Why is ##2 \pi /T## multiplied by R for v?

[Superposed_Cat]

Hey all, $$v = 2 \pi f =2 \pi \frac{1}{T} =\frac{2 \pi }{T} $$ but why is it multiplied by $$R$$? Any help appreciated.

I see now why R is multiplied in now, but why inst L multiplied in in the analogous pendulum equation?

 

[vanhees71]

A particle moving with constant angular velocity $\omega$ on a circle is decribed by the position vector
$$\vec{x}=\begin{pmatrix}
r \cos(\omega t) \\ r \sin (\omega t) \\ 0
\end{pmatrix}.$$
The time derivative gives the velocity
$$\dot{\vec{x}}=\vec{v}=\begin{pmatrix}
-r \omega \sin(\omega t) \\ r \omega \cos(\omega t)

**Tasks to perform:**
- 1) Report each line of the records that contains the string "July", copying the whole line, and count only matches with the same uppercase and lowercase letters.
- 2) Finish out the forum thread about speed on a circle, picking up right where it stops.

**Exercise input:**

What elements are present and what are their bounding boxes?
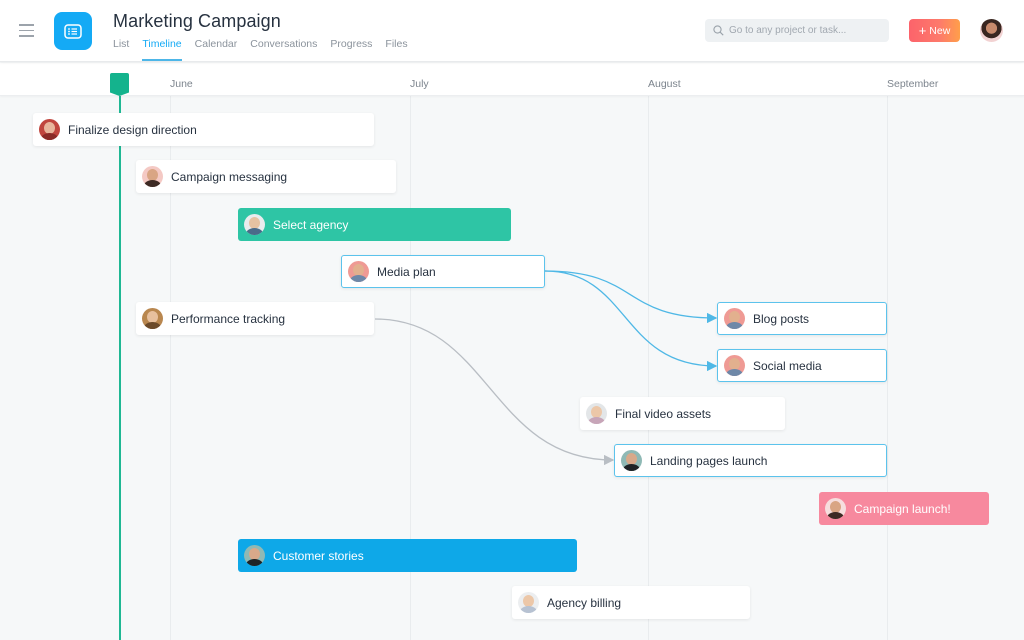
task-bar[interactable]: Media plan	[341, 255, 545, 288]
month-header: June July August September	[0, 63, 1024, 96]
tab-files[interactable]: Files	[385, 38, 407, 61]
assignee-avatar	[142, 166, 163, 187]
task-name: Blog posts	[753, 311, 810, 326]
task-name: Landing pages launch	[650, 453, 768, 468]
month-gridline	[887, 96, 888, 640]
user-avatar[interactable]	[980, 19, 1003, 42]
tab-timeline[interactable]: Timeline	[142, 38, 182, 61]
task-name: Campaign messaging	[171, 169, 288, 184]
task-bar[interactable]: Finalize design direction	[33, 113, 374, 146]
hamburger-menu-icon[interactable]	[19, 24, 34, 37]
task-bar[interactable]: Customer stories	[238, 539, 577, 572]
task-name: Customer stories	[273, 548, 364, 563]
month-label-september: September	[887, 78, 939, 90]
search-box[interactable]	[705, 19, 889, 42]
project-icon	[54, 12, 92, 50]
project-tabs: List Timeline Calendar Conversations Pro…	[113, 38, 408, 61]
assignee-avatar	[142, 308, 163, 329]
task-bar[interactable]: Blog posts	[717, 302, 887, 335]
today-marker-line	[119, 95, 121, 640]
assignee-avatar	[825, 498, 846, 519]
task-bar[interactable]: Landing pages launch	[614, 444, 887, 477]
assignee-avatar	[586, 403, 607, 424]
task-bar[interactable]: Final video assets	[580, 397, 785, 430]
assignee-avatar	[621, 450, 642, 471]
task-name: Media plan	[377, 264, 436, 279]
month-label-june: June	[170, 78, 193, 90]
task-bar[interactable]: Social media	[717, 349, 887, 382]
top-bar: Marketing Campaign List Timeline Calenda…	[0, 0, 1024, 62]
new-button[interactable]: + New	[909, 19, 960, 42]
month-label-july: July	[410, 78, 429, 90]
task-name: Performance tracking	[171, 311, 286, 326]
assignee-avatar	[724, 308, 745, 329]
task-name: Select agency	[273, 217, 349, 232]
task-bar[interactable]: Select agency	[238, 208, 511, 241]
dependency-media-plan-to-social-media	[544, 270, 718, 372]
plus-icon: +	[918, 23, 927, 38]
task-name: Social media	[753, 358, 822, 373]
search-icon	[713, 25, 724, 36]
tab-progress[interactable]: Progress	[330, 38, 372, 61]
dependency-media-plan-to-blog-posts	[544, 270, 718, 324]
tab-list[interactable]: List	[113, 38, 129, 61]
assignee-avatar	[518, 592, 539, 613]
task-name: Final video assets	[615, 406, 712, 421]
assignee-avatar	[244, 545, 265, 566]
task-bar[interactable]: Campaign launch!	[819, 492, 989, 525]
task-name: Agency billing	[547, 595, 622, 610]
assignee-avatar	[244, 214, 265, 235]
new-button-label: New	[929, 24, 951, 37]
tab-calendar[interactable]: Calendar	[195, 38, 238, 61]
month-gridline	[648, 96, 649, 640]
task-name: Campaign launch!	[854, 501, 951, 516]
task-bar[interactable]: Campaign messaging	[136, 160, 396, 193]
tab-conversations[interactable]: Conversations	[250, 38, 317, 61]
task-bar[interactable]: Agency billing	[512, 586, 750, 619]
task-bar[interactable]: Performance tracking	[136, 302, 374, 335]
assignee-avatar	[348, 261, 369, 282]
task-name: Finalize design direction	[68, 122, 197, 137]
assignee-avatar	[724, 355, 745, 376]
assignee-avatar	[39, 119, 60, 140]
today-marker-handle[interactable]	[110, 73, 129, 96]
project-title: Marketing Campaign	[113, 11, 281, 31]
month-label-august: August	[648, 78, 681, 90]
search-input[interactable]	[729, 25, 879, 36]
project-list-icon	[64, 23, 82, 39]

---

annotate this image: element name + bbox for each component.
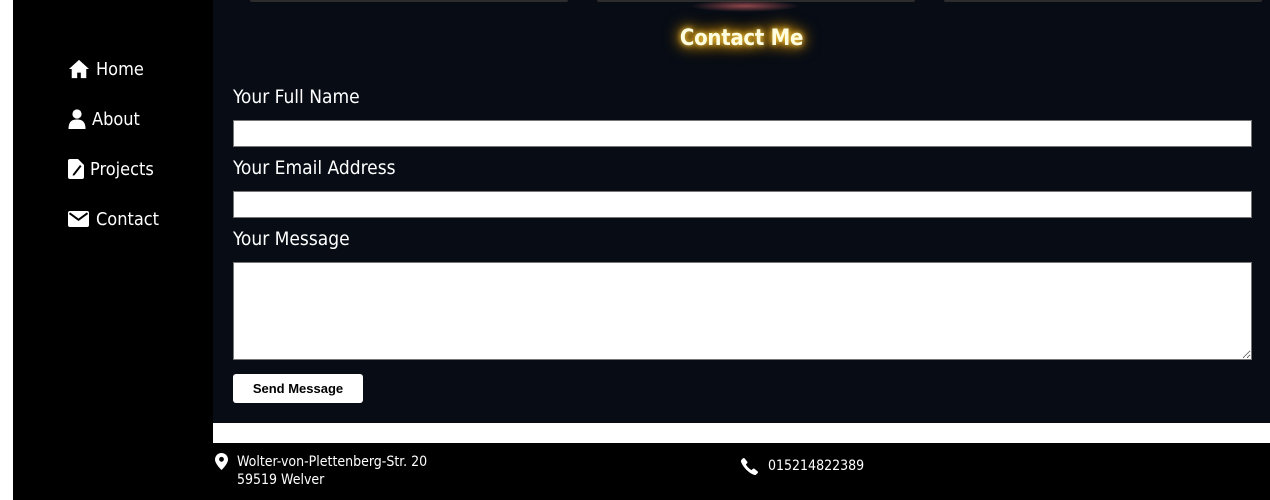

**Final answers:**
- 1)
month-header: June July August September	[0, 63, 1024, 96]
month-label-july: July	[410, 78, 429, 90]

- 2)
\end{pmatrix}.$$
The magnitude thus is
$$|\vec{v}|=r \omega.$$

 

[QuantumQuest]

The first relation you write is angular frequency not velocity: $\omega = \frac{2\pi}{T}$. Then $\upsilon = \frac{2\pi}{T} R = \omega R$

 

[vanhees71]

Ok, to be very precise, the angular velocity in my example is $\vec{\omega}=\omega \vec{e}_z$.

 

[Superposed_Cat]

Thanks all, :)